▶ What you have to do
Check every line below for the word "color" and copy the ones that have it.

═════ Supplied entries ═════

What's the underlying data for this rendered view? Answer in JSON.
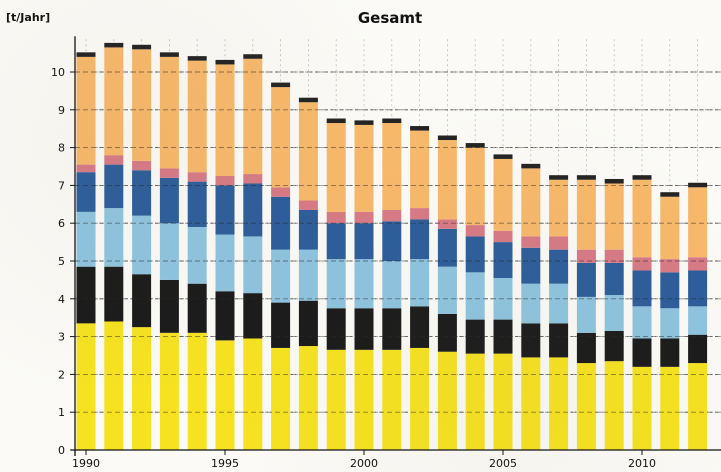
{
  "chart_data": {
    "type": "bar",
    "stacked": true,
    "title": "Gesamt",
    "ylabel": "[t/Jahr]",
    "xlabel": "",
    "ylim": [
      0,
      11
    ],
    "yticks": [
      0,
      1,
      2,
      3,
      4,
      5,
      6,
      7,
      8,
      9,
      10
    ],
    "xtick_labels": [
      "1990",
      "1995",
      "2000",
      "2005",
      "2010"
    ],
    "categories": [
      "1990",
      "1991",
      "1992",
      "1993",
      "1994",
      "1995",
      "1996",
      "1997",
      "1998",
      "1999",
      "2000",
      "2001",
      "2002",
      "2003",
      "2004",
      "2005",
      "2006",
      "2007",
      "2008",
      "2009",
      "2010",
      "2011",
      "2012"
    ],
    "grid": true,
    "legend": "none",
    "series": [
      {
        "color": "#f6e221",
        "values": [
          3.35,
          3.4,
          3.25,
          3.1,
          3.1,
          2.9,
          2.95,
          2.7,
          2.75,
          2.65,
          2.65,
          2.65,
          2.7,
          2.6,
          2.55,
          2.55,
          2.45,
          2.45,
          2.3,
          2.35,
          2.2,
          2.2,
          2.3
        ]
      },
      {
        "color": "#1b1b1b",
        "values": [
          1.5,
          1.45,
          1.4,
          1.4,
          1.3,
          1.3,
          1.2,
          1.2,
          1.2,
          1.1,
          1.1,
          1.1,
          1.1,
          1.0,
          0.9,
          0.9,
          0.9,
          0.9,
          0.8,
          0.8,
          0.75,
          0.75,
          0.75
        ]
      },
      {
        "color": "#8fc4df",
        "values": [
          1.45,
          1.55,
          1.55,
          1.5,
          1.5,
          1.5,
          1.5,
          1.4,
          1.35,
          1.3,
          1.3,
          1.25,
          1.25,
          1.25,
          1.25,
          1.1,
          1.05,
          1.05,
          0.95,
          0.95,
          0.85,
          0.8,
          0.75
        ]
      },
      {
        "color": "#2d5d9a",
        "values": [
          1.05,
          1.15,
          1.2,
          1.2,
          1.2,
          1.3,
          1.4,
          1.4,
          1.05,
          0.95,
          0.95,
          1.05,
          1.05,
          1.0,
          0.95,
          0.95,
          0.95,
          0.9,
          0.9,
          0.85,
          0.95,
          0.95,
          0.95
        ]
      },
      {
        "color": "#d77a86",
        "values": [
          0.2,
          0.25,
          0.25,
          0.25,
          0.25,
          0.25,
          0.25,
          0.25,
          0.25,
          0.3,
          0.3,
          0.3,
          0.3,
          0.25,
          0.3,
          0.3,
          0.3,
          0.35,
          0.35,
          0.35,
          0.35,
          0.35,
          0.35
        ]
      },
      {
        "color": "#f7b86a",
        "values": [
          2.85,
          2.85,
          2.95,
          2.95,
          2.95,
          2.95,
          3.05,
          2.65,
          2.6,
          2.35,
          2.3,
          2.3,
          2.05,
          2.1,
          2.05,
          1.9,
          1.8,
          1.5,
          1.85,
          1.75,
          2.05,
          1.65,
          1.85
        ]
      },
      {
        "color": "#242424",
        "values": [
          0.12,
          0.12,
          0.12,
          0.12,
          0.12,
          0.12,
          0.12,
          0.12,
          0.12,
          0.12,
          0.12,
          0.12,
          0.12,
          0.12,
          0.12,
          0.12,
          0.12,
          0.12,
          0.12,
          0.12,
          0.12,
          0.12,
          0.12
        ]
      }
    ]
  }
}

═════

▶ Task result
        "color": "#f6e221",
        "color": "#1b1b1b",
        "color": "#8fc4df",
        "color": "#2d5d9a",
        "color": "#d77a86",
        "color": "#f7b86a",
        "color": "#242424",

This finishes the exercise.